Records:

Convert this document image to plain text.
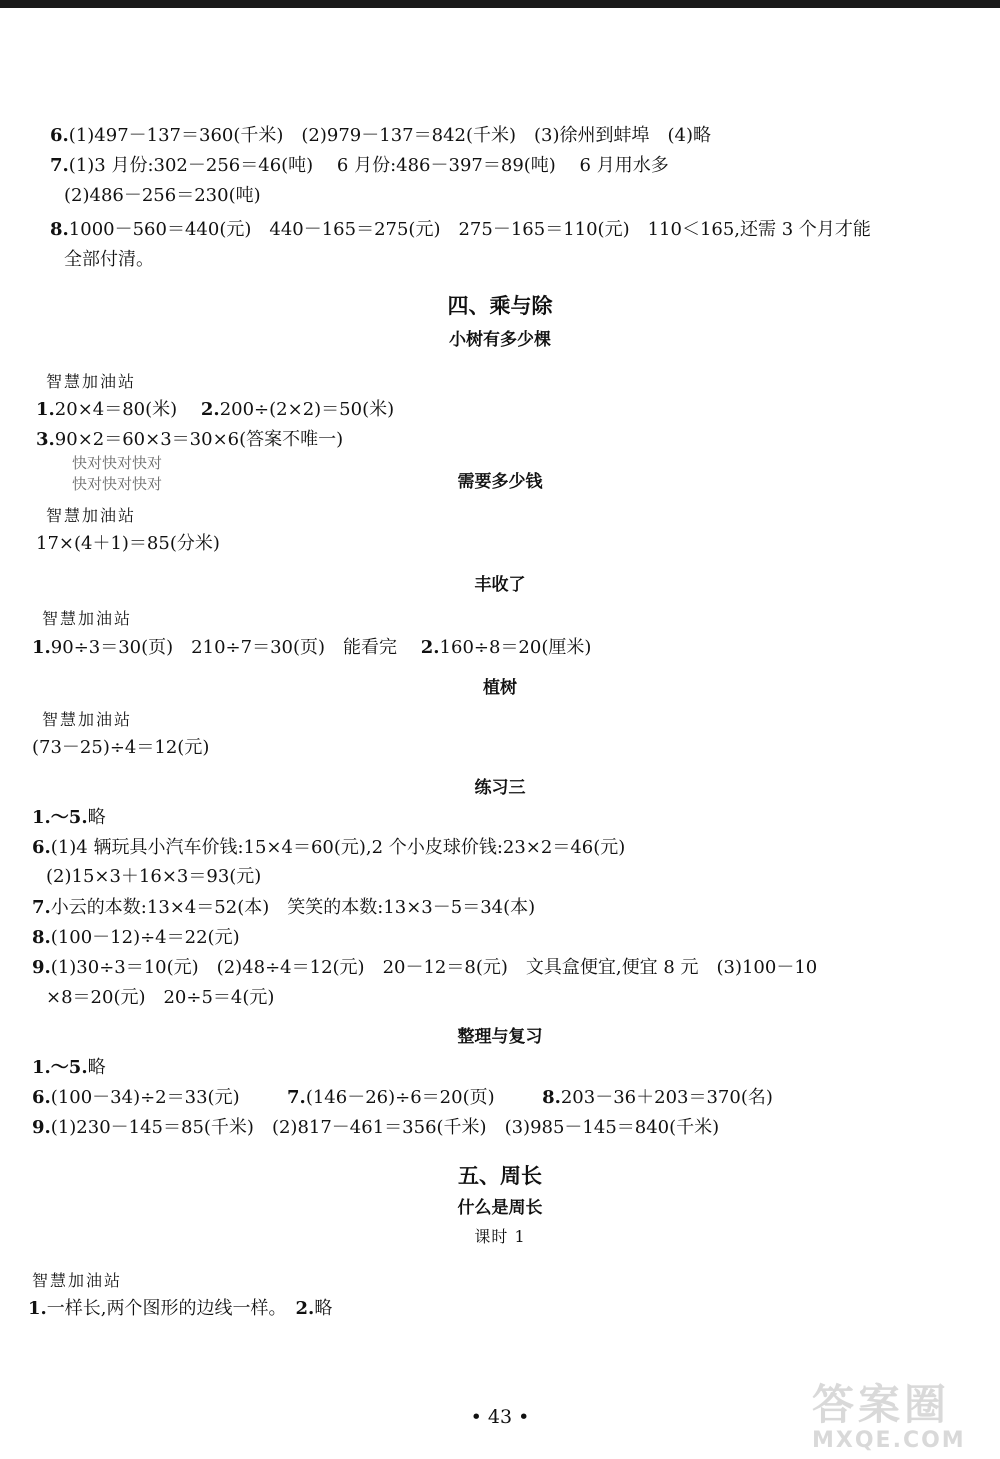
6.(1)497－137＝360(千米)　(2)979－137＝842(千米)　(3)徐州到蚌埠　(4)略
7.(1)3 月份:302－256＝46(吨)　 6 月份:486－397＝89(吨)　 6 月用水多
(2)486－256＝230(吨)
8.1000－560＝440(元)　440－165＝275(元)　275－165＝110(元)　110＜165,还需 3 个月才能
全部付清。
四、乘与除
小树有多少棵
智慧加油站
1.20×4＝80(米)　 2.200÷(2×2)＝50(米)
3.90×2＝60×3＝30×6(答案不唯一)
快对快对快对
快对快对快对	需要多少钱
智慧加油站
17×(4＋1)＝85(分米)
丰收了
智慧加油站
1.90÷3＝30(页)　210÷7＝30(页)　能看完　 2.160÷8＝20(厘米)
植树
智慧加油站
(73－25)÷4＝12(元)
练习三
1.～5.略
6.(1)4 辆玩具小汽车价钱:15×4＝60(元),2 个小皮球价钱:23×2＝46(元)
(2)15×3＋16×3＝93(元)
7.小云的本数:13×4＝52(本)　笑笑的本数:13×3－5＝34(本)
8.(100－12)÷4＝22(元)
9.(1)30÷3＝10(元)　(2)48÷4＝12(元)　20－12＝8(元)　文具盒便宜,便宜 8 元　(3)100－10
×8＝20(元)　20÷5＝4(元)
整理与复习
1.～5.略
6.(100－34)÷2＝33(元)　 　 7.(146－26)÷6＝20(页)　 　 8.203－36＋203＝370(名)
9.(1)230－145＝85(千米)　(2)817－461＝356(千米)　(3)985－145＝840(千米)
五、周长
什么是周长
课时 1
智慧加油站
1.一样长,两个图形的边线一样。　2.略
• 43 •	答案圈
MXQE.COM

---

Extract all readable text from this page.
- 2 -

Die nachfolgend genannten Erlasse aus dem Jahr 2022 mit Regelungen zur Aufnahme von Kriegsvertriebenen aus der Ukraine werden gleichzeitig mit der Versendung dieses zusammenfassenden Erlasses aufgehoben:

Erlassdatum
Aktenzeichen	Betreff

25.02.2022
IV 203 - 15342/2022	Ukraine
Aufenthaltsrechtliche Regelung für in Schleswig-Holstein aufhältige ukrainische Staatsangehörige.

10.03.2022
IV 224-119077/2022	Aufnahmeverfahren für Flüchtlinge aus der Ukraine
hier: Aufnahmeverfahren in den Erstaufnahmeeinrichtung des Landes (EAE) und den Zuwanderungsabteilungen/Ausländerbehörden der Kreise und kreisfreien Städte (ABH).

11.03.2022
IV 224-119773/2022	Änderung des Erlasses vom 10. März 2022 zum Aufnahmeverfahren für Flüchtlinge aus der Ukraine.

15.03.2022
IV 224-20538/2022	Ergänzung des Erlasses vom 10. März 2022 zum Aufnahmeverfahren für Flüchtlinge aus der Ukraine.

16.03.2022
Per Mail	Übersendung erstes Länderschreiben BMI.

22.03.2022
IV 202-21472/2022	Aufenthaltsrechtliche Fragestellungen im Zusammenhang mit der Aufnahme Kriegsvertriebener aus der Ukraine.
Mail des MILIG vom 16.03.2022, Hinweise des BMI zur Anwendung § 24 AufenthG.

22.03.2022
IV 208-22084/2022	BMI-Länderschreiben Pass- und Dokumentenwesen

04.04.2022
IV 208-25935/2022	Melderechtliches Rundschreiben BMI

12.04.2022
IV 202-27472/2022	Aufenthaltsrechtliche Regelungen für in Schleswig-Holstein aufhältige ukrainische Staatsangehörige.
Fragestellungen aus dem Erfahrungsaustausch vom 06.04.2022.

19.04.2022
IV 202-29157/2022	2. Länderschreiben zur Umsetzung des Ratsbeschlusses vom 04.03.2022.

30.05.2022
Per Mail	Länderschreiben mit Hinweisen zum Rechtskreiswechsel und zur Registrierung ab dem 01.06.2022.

Task brief:
Keep only those lines of the records that hold "Erlasses", and return them.

The result:
Die nachfolgend genannten Erlasse aus dem Jahr 2022 mit Regelungen zur Aufnahme von Kriegsvertriebenen aus der Ukraine werden gleichzeitig mit der Versendung dieses zusammenfassenden Erlasses aufgehoben:
IV 224-119773/2022	Änderung des Erlasses vom 10. März 2022 zum Aufnahmeverfahren für Flüchtlinge aus der Ukraine.
IV 224-20538/2022	Ergänzung des Erlasses vom 10. März 2022 zum Aufnahmeverfahren für Flüchtlinge aus der Ukraine.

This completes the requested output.